### [Tasks and exercises]
1 – In the Esmond Dorney article, at what address was Esmond Dorney's first house completed?
2 – Do these statements agree with the Esmond Dorney article? Answer yes or no for each, quoting the deciding words. (a) Esmond Dorney died on Christmas day 1991. (b) The South Yarra house was designed in a streamlined modernist style. (c) The book about Esmond Dorney was written by his son.
3 – Carry on the Esmond Dorney article from its last sentence.

### [Quoted text]
▬▬▬

❋Design
❋Design
Esmond Dorney – one of Australia’s architectural heroes
One of Australia’s most significant architects isn’t largely known, even in architectural circles. However, for those in the know, architect James Henry Esmond Dorney is one Australia’s unsung heroes – with a body of work that can be found in both Melbourne and Hobart. His son, architect Paddy Dorney, has spent the last few years recording this legacy in a new book, Cusp, The Architecture of Esmond Dorney.
The book which traces his father’s birth until his death on Christmas day 1991, showcases Esmond’s work from the 1920s when his first house at 8 Clowes Street, South Yarra, was completed. Designed in the English Revival style, the South Yarra house showed an element of modernity with its centralised kitchen (previously kitchens were shoved out the back). While Esmond designed a number of traditional English-style homes in the 1920s, his focus shifted to streamlined modernism in the 1930s and ‘40s. “My father was particularly interested in providing well designed apartments that could accommodate families as well as couples, focusing on Melbourne’s bayside from Brighton through to St Kilda,” says Paddy.

▬▬▬

### [Given data]
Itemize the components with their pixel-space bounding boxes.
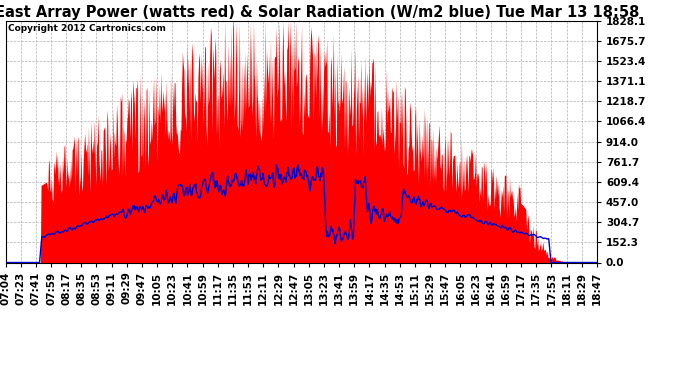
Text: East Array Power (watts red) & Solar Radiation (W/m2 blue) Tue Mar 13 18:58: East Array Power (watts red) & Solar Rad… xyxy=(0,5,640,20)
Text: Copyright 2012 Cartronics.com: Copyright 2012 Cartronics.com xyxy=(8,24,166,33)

▬▬▬

### [In response]
1 – 8 Clowes Street, South Yarra.

2 –
(a) Yes: "until his death on Christmas day 1991"
(b) No: "Designed in the English Revival style"
(c) Yes: "His son, architect Paddy Dorney, has spent the last few years recording this legacy in a new book"

3 –
One of Esmond’s most recognised apartments is St Anne’s, located on the corner of Toorak Road and Park Street, South Yarra. Evocative of an ocean liner, the clean and simple lines include generous glazing and large outdoor terraces. Other developments, such as the townhouses in Campbell Street in Brighton, display a few Frank Lloyd Wright features – not surprisingly since Esmond Dorney worked in the office of Walter Burley Griffin and Marion Mahoney.
While Melbourne is fortunate to have a number of Esmond’s houses and apartments, in Hobart, where he moved to in 1947, there is another side of this great architect’s work – including a number of houses such as the Tait House, the Young House, the Jarvis House, Snows House (as well as a drycleaner for the same family) and the Richardson House. These homes, many of which were built in the 1950s, showed Esmond’s adventurous style – slightly futuristic with a sense of joy for those fortunate to live or visit these houses.
One of the most significant of Esmond’s homes, the heritage-listed Fort Nelson House, more than 180 metres above Sandy Bay, has received enormous attention in the media. It was also home to Paddy who lived in all three houses that were built – two of which were destroyed by fire. “Dad was ever the optimist. He was already designing this current house from a concrete bunker below while there was a fire ranging above,” says Paddy. While he and his family grew up with open plan and flexible spaces, he still recalls visiting his childhood friend’s homes. “Their houses all had corridors. It felt quite weird, not to mention the waste of space,” he says. The materials Esmond Dorney opted for were as unusual, preferring to shape corrugated steel (for increased strength) and use plywood extensively for ceilings and walls. With the Fort Nelson House, completed in 1979, there’s also a sunken lounge, with the family moving their beanbags around the living spaces depending on the time of day.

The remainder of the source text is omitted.